Compared to this any debate arising from Paul Strand's pictures 17 years earlier never gets a mention unless maybe you can make the case.
The figure of 37 subscribers is a estimate , see "Final years 1915-17" here:
https://en.wikipedia.org/wiki/Camera_Work#:~:text=Camera Work was a quarterly photographic journal published,purpose to establish photography as a fine art
Although Camera Work folded , Steiglitz later encouraged AA.
I'm still amazed that you said only 37 people payed attention to camera work, and that Steiglitz had no influence on photography ( which might just be a misunderstanding on my part) ...

PROVIDED INFORMATION —
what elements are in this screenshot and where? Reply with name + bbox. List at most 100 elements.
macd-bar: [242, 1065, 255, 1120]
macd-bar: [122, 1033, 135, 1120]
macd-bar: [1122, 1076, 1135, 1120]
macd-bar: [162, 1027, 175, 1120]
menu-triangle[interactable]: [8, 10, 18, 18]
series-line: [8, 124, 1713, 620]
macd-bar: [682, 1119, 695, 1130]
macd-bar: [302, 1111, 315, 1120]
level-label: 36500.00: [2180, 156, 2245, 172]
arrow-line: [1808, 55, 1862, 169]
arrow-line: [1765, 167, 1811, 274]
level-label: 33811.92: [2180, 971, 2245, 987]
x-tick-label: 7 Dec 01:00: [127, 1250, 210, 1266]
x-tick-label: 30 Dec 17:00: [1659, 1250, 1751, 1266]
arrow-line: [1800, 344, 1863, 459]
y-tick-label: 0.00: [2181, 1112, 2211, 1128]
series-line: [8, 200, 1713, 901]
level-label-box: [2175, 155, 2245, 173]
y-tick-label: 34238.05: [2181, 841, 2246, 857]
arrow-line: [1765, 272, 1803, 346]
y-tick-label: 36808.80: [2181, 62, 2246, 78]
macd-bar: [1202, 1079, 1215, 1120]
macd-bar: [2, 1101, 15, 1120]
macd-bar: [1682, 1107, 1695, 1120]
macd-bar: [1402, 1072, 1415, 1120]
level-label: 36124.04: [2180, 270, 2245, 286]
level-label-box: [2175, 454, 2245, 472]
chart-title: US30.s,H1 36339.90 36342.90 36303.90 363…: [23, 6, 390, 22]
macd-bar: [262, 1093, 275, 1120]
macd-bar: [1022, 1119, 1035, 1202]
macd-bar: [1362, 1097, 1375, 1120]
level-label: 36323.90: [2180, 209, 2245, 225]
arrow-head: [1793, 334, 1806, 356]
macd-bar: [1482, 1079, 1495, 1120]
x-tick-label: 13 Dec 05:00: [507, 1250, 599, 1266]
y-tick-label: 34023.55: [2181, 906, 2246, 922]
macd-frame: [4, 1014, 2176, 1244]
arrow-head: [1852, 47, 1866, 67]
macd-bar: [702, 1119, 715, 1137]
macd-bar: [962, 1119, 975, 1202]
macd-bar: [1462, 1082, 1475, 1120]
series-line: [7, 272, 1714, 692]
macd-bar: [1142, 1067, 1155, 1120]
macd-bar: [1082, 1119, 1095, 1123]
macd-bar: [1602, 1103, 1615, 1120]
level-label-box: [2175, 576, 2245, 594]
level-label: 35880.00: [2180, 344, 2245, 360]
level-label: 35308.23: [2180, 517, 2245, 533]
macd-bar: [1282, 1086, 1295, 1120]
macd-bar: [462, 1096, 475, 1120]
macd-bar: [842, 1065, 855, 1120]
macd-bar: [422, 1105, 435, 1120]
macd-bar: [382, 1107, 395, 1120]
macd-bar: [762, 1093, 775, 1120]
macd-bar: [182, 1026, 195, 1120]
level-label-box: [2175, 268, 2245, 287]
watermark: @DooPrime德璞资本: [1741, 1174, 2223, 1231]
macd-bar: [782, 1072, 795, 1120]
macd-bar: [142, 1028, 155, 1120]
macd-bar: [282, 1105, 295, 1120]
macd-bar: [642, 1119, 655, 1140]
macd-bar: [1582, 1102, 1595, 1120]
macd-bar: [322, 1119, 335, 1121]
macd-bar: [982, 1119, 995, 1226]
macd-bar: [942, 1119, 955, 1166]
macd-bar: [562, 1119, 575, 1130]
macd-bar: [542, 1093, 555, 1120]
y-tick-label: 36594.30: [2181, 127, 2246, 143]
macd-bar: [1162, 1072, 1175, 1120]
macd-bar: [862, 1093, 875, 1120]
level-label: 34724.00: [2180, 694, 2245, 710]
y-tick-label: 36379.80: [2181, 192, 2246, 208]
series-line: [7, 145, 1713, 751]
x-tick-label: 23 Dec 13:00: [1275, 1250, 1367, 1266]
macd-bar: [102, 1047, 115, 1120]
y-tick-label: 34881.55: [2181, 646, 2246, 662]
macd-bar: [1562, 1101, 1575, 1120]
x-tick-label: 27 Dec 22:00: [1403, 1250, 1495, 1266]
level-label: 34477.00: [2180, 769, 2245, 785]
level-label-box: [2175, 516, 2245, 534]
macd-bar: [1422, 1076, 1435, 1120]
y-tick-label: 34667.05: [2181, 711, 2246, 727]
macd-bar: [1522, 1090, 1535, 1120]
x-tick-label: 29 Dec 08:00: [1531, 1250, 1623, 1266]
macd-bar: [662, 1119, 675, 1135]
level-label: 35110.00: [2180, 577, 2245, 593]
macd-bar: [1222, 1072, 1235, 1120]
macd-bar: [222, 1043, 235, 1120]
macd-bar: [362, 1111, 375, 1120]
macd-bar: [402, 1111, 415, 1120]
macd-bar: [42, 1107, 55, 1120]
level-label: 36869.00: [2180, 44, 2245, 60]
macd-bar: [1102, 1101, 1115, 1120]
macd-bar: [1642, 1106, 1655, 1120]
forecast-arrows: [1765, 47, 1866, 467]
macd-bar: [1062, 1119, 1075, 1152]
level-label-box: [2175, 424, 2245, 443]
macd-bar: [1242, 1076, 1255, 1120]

THINGS TO DO —
1) In the post about Camera Work, what number of subscribers is called an estimate?
2) Print the post about Camera Work, starting at "I'm still amazed" and ending at "my part) ...".
3) Carry on the post about Camera Work from its final sentence.
The records above are separate from the post about Camera Work.

RESULTS BY TASK —
1) 37 subscribers.

2)
I'm still amazed that you said only 37 people payed attention to camera work, and that Steiglitz had no influence on photography ( which might just be a misunderstanding on my part) ...

3)
the debate between straight photography and pictorialists had been going on since the 1800s. if you look at the commentary surrounding people like Henry Peach Robinson and and others in in England and the States, it wasn't just Adams and Mortensen but it continued until then ( and now if you read any public fora like Photrio look at commentary in this thread ). photography has had a very interesting history to say the least and adopted by some people who also wanted to use it to be more than just the alleged mirror to reality. and if you look at sales of brass lenses on eBay selling for thousands of dollars, and people's current interest in processes like gum bichromate, cyanotype, plainotype, carbon printing, bromoil, crafting emulsions, mordancage, color photography and other "alternative to silver gelatin processes" and I would even say on can even put some types of digital photography in there too ... its not hard to see that pictorialism is live and well, and straight silver gelatin photographers, whether they are using a minox, Leica or speed graphic s are still doing their best like critics in the 1880s, and 1910, and 1917 and 1937 to delegitimize people that don't see the world of photography the same way they do. as a exposure and print without a lot of fluff.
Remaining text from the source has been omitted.